* **Exercise description**
Print out each entry below exactly, please.

[Chart and figure data]
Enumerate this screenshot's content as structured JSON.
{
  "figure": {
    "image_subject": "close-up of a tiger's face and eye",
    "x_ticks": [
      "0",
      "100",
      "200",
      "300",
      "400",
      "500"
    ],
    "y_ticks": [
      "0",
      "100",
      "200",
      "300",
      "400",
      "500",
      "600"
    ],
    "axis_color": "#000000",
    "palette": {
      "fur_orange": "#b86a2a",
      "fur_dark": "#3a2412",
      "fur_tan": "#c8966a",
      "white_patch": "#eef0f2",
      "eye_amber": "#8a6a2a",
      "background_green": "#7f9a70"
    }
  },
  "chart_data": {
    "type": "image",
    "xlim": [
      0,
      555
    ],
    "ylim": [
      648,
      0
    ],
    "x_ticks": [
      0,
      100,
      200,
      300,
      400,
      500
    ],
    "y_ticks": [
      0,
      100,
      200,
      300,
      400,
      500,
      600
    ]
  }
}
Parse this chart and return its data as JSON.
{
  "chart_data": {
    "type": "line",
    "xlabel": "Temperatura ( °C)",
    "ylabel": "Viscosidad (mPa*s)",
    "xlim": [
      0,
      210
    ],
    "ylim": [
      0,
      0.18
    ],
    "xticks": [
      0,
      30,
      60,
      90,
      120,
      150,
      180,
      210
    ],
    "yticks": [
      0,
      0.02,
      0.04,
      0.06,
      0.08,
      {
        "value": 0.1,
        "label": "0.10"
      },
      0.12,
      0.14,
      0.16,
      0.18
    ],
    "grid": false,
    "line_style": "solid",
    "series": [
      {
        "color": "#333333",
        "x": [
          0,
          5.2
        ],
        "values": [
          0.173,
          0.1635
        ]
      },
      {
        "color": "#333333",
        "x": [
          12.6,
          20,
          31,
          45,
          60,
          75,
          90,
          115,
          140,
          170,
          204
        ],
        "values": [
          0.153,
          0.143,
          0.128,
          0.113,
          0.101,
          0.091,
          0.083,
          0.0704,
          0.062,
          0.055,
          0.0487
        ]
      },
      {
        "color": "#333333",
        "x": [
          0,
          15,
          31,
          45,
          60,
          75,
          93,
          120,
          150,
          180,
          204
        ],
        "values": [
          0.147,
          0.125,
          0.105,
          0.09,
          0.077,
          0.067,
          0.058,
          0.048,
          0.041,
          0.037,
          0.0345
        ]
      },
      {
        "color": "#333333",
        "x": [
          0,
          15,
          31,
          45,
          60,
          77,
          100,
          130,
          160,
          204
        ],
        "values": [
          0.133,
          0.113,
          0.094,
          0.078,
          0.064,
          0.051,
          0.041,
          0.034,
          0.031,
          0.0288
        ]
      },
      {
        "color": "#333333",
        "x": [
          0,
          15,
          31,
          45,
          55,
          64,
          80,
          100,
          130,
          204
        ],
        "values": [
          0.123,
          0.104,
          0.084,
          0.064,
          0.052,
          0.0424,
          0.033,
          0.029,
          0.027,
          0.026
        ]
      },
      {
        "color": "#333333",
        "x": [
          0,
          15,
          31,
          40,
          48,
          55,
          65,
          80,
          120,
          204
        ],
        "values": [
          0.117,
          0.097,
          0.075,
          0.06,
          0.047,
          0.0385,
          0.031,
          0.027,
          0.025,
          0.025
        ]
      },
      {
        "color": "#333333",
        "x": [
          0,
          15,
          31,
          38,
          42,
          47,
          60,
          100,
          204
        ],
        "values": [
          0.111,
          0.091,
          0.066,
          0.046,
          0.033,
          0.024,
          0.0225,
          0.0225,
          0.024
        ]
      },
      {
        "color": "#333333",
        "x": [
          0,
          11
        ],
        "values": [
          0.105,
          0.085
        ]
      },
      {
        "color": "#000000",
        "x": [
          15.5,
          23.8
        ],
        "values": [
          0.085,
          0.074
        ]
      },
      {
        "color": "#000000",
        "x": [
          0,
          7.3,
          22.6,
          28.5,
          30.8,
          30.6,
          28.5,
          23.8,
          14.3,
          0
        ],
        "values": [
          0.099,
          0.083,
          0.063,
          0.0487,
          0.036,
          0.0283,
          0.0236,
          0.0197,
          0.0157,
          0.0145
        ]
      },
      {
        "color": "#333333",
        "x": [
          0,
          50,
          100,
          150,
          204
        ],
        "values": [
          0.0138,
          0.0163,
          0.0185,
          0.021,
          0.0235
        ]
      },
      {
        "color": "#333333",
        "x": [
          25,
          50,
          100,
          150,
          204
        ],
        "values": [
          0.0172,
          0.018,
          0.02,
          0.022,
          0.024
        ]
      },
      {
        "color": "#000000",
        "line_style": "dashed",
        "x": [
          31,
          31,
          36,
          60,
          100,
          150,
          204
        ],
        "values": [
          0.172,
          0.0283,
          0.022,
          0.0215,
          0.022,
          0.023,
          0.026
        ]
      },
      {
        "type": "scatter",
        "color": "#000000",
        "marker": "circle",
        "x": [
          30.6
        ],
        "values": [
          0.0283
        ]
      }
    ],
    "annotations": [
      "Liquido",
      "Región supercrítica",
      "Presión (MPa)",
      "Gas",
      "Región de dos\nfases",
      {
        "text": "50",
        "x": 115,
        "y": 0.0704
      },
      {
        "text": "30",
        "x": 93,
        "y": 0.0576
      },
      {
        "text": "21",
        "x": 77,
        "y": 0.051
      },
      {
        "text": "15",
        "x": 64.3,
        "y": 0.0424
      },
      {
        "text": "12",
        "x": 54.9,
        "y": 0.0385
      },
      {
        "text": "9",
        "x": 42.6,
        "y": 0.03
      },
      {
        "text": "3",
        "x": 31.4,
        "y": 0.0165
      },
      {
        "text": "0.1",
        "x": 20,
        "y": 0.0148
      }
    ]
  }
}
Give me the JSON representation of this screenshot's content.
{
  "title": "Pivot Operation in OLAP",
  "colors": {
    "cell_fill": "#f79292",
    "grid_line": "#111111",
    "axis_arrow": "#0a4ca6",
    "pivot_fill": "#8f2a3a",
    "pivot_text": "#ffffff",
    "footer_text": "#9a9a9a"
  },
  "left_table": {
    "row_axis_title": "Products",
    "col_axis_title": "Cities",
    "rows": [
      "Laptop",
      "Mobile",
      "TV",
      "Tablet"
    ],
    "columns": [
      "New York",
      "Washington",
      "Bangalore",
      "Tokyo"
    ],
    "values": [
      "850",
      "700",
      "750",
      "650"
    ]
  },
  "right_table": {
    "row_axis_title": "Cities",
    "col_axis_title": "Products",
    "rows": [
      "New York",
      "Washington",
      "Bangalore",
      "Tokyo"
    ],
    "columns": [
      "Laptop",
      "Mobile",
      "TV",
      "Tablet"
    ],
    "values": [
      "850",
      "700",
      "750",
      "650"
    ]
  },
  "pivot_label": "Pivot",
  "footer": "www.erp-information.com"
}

* **Expected answer**
Enumerate this screenshot's content as structured JSON.
{
  "figure": {
    "image_subject": "close-up of a tiger's face and eye",
    "x_ticks": [
      "0",
      "100",
      "200",
      "300",
      "400",
      "500"
    ],
    "y_ticks": [
      "0",
      "100",
      "200",
      "300",
      "400",
      "500",
      "600"
    ],
    "axis_color": "#000000",
    "palette": {
      "fur_orange": "#b86a2a",
      "fur_dark": "#3a2412",
      "fur_tan": "#c8966a",
      "white_patch": "#eef0f2",
      "eye_amber": "#8a6a2a",
      "background_green": "#7f9a70"
    }
  },
  "chart_data": {
    "type": "image",
    "xlim": [
      0,
      555
    ],
    "ylim": [
      648,
      0
    ],
    "x_ticks": [
      0,
      100,
      200,
      300,
      400,
      500
    ],
    "y_ticks": [
      0,
      100,
      200,
      300,
      400,
      500,
      600
    ]
  }
}
Parse this chart and return its data as JSON.
{
  "chart_data": {
    "type": "line",
    "xlabel": "Temperatura ( °C)",
    "ylabel": "Viscosidad (mPa*s)",
    "xlim": [
      0,
      210
    ],
    "ylim": [
      0,
      0.18
    ],
    "xticks": [
      0,
      30,
      60,
      90,
      120,
      150,
      180,
      210
    ],
    "yticks": [
      0,
      0.02,
      0.04,
      0.06,
      0.08,
      {
        "value": 0.1,
        "label": "0.10"
      },
      0.12,
      0.14,
      0.16,
      0.18
    ],
    "grid": false,
    "line_style": "solid",
    "series": [
      {
        "color": "#333333",
        "x": [
          0,
          5.2
        ],
        "values": [
          0.173,
          0.1635
        ]
      },
      {
        "color": "#333333",
        "x": [
          12.6,
          20,
          31,
          45,
          60,
          75,
          90,
          115,
          140,
          170,
          204
        ],
        "values": [
          0.153,
          0.143,
          0.128,
          0.113,
          0.101,
          0.091,
          0.083,
          0.0704,
          0.062,
          0.055,
          0.0487
        ]
      },
      {
        "color": "#333333",
        "x": [
          0,
          15,
          31,
          45,
          60,
          75,
          93,
          120,
          150,
          180,
          204
        ],
        "values": [
          0.147,
          0.125,
          0.105,
          0.09,
          0.077,
          0.067,
          0.058,
          0.048,
          0.041,
          0.037,
          0.0345
        ]
      },
      {
        "color": "#333333",
        "x": [
          0,
          15,
          31,
          45,
          60,
          77,
          100,
          130,
          160,
          204
        ],
        "values": [
          0.133,
          0.113,
          0.094,
          0.078,
          0.064,
          0.051,
          0.041,
          0.034,
          0.031,
          0.0288
        ]
      },
      {
        "color": "#333333",
        "x": [
          0,
          15,
          31,
          45,
          55,
          64,
          80,
          100,
          130,
          204
        ],
        "values": [
          0.123,
          0.104,
          0.084,
          0.064,
          0.052,
          0.0424,
          0.033,
          0.029,
          0.027,
          0.026
        ]
      },
      {
        "color": "#333333",
        "x": [
          0,
          15,
          31,
          40,
          48,
          55,
          65,
          80,
          120,
          204
        ],
        "values": [
          0.117,
          0.097,
          0.075,
          0.06,
          0.047,
          0.0385,
          0.031,
          0.027,
          0.025,
          0.025
        ]
      },
      {
        "color": "#333333",
        "x": [
          0,
          15,
          31,
          38,
          42,
          47,
          60,
          100,
          204
        ],
        "values": [
          0.111,
          0.091,
          0.066,
          0.046,
          0.033,
          0.024,
          0.0225,
          0.0225,
          0.024
        ]
      },
      {
        "color": "#333333",
        "x": [
          0,
          11
        ],
        "values": [
          0.105,
          0.085
        ]
      },
      {
        "color": "#000000",
        "x": [
          15.5,
          23.8
        ],
        "values": [
          0.085,
          0.074
        ]
      },
      {
        "color": "#000000",
        "x": [
          0,
          7.3,
          22.6,
          28.5,
          30.8,
          30.6,
          28.5,
          23.8,
          14.3,
          0
        ],
        "values": [
          0.099,
          0.083,
          0.063,
          0.0487,
          0.036,
          0.0283,
          0.0236,
          0.0197,
          0.0157,
          0.0145
        ]
      },
      {
        "color": "#333333",
        "x": [
          0,
          50,
          100,
          150,
          204
        ],
        "values": [
          0.0138,
          0.0163,
          0.0185,
          0.021,
          0.0235
        ]
      },
      {
        "color": "#333333",
        "x": [
          25,
          50,
          100,
          150,
          204
        ],
        "values": [
          0.0172,
          0.018,
          0.02,
          0.022,
          0.024
        ]
      },
      {
        "color": "#000000",
        "line_style": "dashed",
        "x": [
          31,
          31,
          36,
          60,
          100,
          150,
          204
        ],
        "values": [
          0.172,
          0.0283,
          0.022,
          0.0215,
          0.022,
          0.023,
          0.026
        ]
      },
      {
        "type": "scatter",
        "color": "#000000",
        "marker": "circle",
        "x": [
          30.6
        ],
        "values": [
          0.0283
        ]
      }
    ],
    "annotations": [
      "Liquido",
      "Región supercrítica",
      "Presión (MPa)",
      "Gas",
      "Región de dos\nfases",
      {
        "text": "50",
        "x": 115,
        "y": 0.0704
      },
      {
        "text": "30",
        "x": 93,
        "y": 0.0576
      },
      {
        "text": "21",
        "x": 77,
        "y": 0.051
      },
      {
        "text": "15",
        "x": 64.3,
        "y": 0.0424
      },
      {
        "text": "12",
        "x": 54.9,
        "y": 0.0385
      },
      {
        "text": "9",
        "x": 42.6,
        "y": 0.03
      },
      {
        "text": "3",
        "x": 31.4,
        "y": 0.0165
      },
      {
        "text": "0.1",
        "x": 20,
        "y": 0.0148
      }
    ]
  }
}
Give me the JSON representation of this screenshot's content.
{
  "title": "Pivot Operation in OLAP",
  "colors": {
    "cell_fill": "#f79292",
    "grid_line": "#111111",
    "axis_arrow": "#0a4ca6",
    "pivot_fill": "#8f2a3a",
    "pivot_text": "#ffffff",
    "footer_text": "#9a9a9a"
  },
  "left_table": {
    "row_axis_title": "Products",
    "col_axis_title": "Cities",
    "rows": [
      "Laptop",
      "Mobile",
      "TV",
      "Tablet"
    ],
    "columns": [
      "New York",
      "Washington",
      "Bangalore",
      "Tokyo"
    ],
    "values": [
      "850",
      "700",
      "750",
      "650"
    ]
  },
  "right_table": {
    "row_axis_title": "Cities",
    "col_axis_title": "Products",
    "rows": [
      "New York",
      "Washington",
      "Bangalore",
      "Tokyo"
    ],
    "columns": [
      "Laptop",
      "Mobile",
      "TV",
      "Tablet"
    ],
    "values": [
      "850",
      "700",
      "750",
      "650"
    ]
  },
  "pivot_label": "Pivot",
  "footer": "www.erp-information.com"
}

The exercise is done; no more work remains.